* WHAT YOU NEED TO DO *
Look through the listing below and report how many lines contain "serait", as a bare number.

* ROWS *
────────────────────────────────────────

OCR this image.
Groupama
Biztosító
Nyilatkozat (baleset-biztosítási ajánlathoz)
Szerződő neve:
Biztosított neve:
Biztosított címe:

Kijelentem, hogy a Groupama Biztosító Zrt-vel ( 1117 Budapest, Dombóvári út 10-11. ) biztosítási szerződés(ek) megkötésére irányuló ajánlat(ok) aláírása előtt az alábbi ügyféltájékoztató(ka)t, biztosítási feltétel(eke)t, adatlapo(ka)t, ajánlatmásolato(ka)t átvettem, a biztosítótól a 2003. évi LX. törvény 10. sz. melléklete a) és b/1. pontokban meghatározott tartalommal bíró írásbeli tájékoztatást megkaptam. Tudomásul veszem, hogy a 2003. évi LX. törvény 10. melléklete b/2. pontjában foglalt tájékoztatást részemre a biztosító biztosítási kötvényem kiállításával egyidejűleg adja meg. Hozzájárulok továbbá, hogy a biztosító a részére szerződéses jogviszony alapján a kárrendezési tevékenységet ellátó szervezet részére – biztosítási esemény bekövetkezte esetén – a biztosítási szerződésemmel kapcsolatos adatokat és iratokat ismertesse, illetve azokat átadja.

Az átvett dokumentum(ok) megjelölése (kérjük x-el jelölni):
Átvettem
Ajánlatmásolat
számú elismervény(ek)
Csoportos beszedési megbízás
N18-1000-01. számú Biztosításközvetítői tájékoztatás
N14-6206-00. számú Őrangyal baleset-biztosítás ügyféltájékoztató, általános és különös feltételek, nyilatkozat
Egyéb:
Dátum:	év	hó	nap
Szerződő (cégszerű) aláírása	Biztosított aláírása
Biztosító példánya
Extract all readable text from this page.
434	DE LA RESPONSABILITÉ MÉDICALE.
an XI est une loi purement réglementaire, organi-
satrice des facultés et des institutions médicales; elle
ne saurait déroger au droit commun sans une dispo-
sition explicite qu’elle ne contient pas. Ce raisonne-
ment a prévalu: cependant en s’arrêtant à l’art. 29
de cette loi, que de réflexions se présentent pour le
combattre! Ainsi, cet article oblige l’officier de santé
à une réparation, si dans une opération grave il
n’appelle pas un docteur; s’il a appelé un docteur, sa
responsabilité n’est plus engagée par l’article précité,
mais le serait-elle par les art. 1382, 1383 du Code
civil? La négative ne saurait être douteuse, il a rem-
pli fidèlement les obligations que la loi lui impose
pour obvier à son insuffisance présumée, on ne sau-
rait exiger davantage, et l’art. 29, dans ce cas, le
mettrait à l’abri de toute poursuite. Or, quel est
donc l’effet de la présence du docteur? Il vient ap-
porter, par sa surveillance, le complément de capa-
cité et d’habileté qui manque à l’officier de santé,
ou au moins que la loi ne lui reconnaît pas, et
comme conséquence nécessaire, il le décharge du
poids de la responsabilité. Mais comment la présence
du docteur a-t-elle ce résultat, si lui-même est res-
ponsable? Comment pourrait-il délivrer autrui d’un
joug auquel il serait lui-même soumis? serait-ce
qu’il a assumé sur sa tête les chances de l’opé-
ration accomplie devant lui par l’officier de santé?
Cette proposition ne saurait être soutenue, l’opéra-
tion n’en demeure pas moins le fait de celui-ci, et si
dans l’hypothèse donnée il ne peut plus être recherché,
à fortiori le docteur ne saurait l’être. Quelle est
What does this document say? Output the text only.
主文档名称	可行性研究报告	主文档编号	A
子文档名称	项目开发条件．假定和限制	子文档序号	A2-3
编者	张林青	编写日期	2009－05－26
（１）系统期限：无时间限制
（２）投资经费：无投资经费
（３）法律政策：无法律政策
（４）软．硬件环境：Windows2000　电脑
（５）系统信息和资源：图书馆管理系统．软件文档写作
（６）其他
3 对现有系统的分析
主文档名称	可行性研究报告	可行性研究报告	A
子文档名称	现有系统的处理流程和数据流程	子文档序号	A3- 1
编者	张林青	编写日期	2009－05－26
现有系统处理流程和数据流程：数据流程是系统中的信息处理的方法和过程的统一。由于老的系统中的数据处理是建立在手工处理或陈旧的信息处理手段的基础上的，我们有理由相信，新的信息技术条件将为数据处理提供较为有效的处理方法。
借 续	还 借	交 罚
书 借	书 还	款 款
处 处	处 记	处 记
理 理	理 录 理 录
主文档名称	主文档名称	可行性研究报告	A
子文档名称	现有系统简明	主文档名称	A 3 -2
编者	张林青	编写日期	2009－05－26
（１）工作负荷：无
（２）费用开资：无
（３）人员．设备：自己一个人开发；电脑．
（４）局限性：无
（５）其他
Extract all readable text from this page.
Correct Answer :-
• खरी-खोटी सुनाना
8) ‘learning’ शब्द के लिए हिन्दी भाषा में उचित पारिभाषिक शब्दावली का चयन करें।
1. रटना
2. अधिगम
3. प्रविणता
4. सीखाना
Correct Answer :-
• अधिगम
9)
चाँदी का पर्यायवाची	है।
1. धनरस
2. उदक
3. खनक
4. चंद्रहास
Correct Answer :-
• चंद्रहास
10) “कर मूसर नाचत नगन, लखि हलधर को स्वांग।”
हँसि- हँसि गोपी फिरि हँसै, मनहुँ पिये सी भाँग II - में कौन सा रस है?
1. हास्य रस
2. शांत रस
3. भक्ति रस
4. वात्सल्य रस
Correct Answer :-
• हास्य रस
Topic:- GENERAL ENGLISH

────────────────────────────────────────

* ANSWER TO THIS PROBLEM *
2